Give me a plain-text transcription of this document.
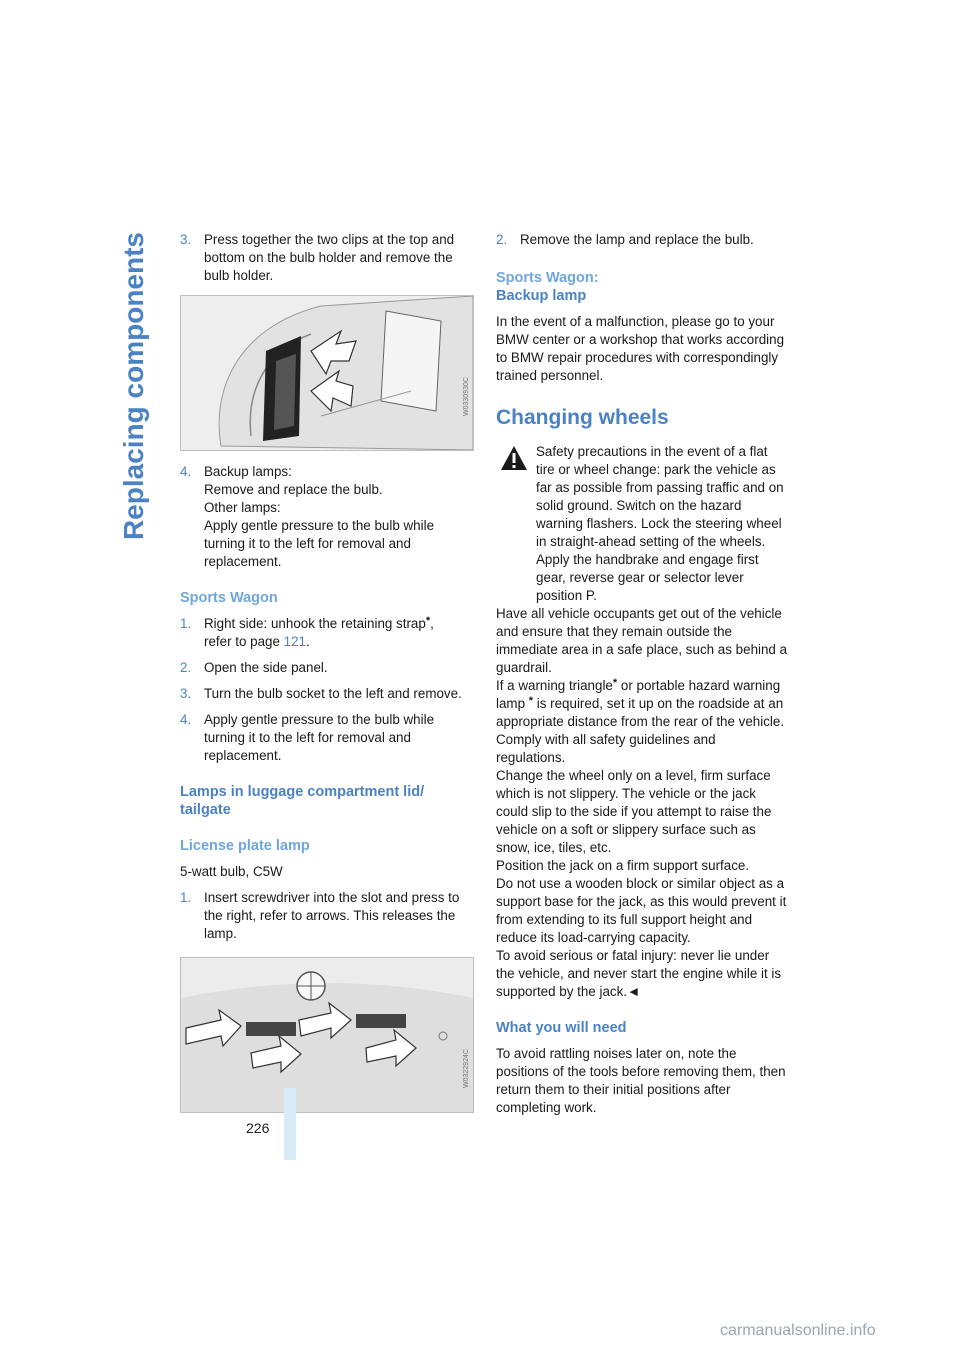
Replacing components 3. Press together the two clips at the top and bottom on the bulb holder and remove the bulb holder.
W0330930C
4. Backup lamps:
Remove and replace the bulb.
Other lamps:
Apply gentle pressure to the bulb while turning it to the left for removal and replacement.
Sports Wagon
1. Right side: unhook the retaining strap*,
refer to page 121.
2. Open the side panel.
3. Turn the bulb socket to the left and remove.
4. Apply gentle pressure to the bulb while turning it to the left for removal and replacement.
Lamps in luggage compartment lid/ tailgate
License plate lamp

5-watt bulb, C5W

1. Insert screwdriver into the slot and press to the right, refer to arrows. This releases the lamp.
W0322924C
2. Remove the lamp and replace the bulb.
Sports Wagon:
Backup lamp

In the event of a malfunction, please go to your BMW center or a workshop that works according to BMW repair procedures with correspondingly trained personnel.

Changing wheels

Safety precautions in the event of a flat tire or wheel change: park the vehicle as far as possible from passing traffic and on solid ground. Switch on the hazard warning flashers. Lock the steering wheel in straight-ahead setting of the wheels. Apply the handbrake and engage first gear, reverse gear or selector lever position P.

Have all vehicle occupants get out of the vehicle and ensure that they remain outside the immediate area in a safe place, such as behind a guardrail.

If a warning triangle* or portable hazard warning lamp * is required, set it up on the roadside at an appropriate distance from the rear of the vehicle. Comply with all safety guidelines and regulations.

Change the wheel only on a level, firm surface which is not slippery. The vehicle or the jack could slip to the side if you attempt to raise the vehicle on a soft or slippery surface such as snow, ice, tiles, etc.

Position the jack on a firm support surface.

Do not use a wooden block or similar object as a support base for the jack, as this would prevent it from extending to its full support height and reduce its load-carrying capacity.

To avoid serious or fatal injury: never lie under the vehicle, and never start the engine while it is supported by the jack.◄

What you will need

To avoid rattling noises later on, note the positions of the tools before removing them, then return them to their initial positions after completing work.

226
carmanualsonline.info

++++++++++

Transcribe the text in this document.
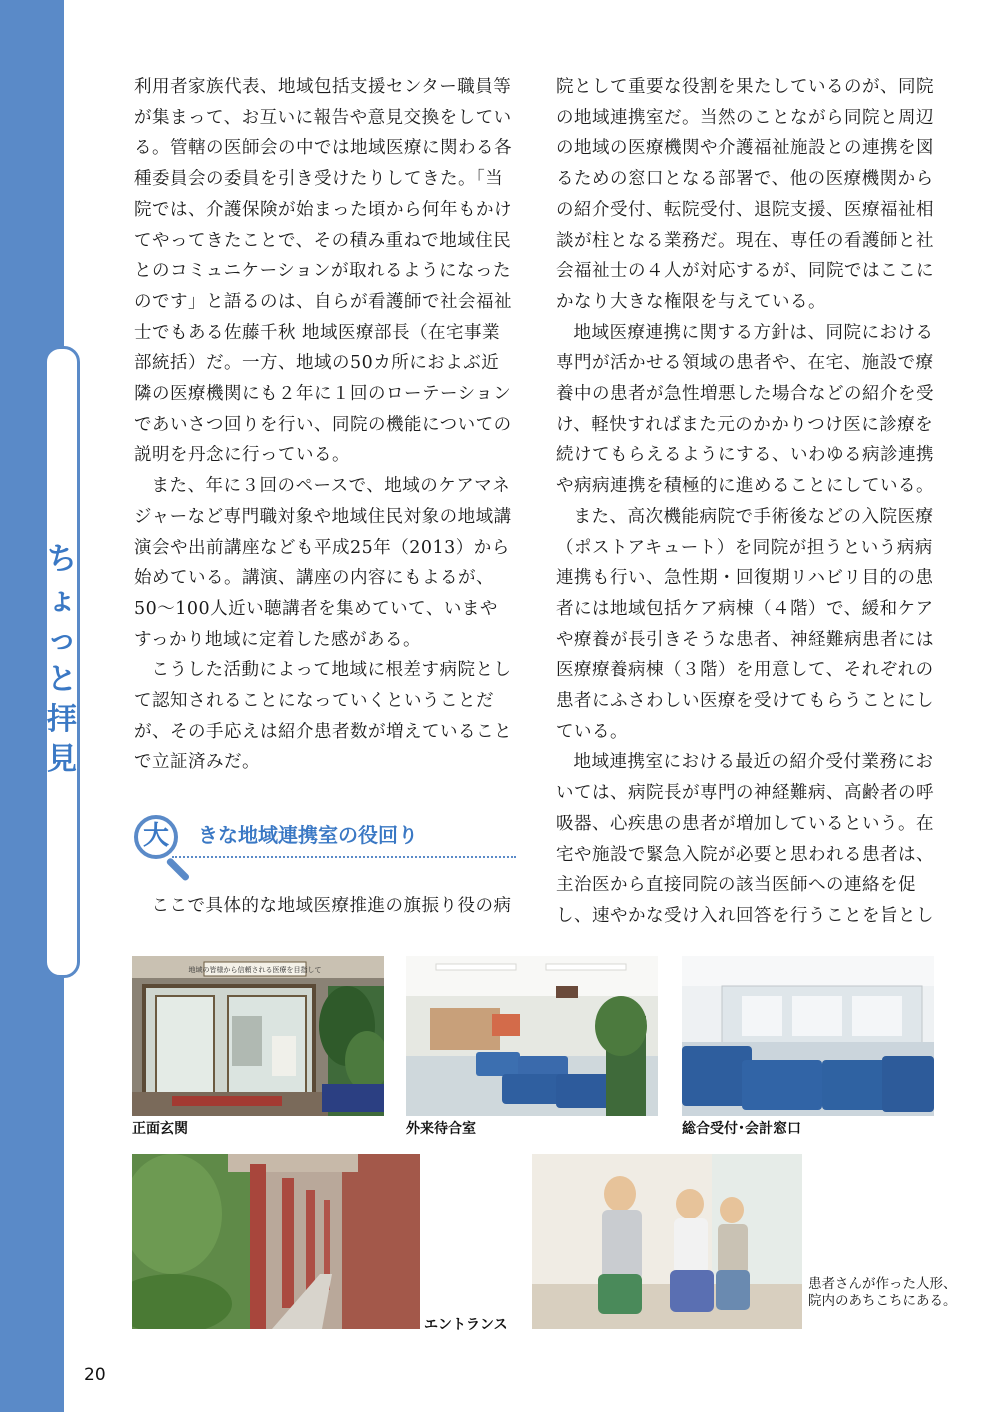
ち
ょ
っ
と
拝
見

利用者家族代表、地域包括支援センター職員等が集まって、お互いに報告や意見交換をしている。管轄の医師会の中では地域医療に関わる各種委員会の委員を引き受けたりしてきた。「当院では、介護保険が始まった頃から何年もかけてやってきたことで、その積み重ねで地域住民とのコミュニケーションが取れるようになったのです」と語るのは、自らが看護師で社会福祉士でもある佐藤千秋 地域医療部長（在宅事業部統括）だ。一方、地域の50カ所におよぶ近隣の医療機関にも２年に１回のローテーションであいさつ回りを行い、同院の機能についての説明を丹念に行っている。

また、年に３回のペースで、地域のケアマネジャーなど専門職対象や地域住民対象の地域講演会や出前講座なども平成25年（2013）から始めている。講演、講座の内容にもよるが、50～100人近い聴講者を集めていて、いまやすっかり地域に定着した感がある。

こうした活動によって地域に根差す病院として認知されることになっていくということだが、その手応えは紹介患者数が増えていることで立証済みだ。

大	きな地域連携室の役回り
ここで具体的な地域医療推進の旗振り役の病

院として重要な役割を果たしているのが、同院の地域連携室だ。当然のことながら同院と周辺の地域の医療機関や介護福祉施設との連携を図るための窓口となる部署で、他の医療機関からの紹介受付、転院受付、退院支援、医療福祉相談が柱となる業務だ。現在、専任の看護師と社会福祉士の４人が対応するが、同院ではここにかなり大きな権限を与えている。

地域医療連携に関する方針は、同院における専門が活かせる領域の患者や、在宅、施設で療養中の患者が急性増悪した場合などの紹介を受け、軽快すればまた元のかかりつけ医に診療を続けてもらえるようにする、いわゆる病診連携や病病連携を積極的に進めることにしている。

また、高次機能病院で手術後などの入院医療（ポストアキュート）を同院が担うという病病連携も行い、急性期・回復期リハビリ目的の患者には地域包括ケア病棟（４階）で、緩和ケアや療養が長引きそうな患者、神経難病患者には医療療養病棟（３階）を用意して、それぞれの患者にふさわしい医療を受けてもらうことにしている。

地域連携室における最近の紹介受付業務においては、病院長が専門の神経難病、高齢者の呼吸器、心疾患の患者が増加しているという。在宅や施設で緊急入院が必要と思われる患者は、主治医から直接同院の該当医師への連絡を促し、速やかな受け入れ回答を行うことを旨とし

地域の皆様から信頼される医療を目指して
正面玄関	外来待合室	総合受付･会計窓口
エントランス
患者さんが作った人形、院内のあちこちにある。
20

++++++++++

▶ **PROBLEM DETAILS**
In the listing, find each line with the string "that" and copy it.

▶ **TASK SOLUTION**
In the event of a malfunction, please go to your BMW center or a workshop that works according to BMW repair procedures with correspondingly trained personnel.
Have all vehicle occupants get out of the vehicle and ensure that they remain outside the immediate area in a safe place, such as behind a guardrail.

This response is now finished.